**Page extract**
::::::::::
The motion of the tools relative to one another in the shaping machine naturally also includes the case that only one of the two tools moves relative to the floor or machine frame or some other external reference system, and the other tool remains stationary with respect to this external system, for example for a double-acting hammer or drop hammer, or a screw press, as well as the case that both tools move relative to the external reference system, for a counterblow hammer, for example. The shaping position of the workpiece refers to its absolute and adjustable geometric position in space relative to an external coordinate system. A change in the shaping position generally consists of translatory and/or rotational changes in position or motion; i.e., the workpiece may be displaced and/or rotated. The working region of the shaping machine(s) is the area between the tools in which the actual shaping takes place. Multiple working regions may also be formed between two tools, which for example may be defined by various gravures in a forging die. For controlling the handling devices, the motion proceeds according to a predetermined or predeterminable motion sequence or motion profile, or a correspondingly stored control program (no feedback or “open-loop control”), whereas for regulation, the motions of the handling devices are metrologically measured and adjusted to predetermined target motions (reference input variables for the motion) or regulated (feedback or “open-loop control”). The term “automatic” means that at least during the shaping step itself it is no longer necessary to manually intervene or hold the workpiece, since this is automatically performed by the handling devices (or robotic motion devices) by controlling the control device. The motions or positions of the handling devices are coordinated with one another to enable precise handling of the workpiece, in particular to enable the workpiece to be fixed in the shaping position when struck in the shaping machine. Thus, there is no kinematic coupling between the two handling devices when the workpiece is handled during shaping.
The invention is based on the concept that the workpiece is secured or held by gripping in at least two locations by a respective handling device, at least when struck by the tool(s), in particular striking tool(s), of the shaping machine during the shaping step.
This has the primary advantage that the workpiece is fixed at two locations when struck by the tool(s), and therefore can be more reliably kept from breaking out or sliding out from the tools.
::::::::::
**Available data**
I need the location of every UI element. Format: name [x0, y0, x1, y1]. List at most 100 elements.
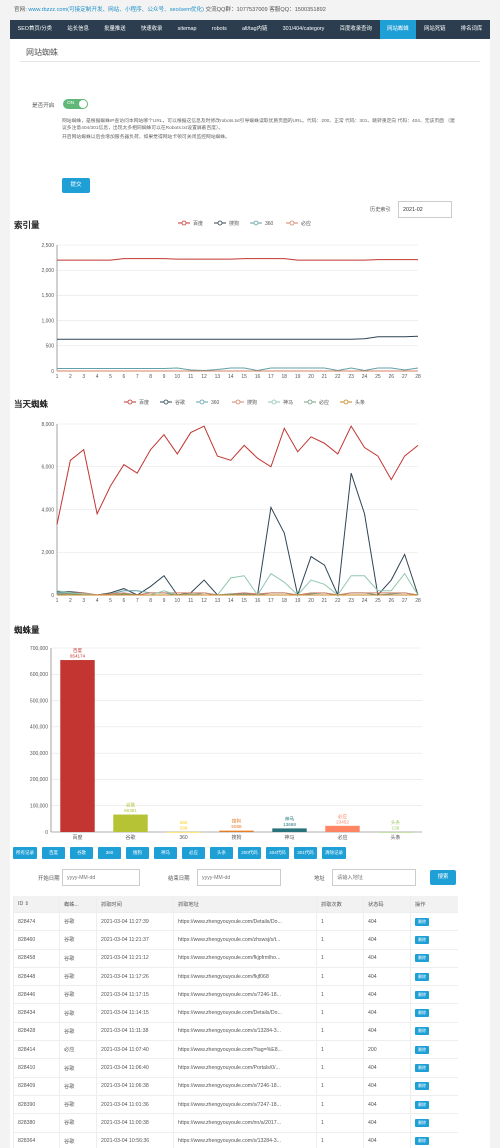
::::::::::
**Tasks to carry out**
- a) Please copy the part of the shaping machine text that opens with the words containing "This has the" and closes with "from the tools.".
- b) In one to three sentences, state why the shaping machine text has the workpiece gripped by handling devices at two locations when the tools strike it.

**Responses in order**
- a)
This has the primary advantage that the workpiece is fixed at two locations when struck by the tool(s), and therefore can be more reliably kept from breaking out or sliding out from the tools.

- b) Gripping the workpiece at two locations keeps it fixed at both points when the tools strike it. As a result, it can be more reliably kept from breaking out or sliding out from the tools.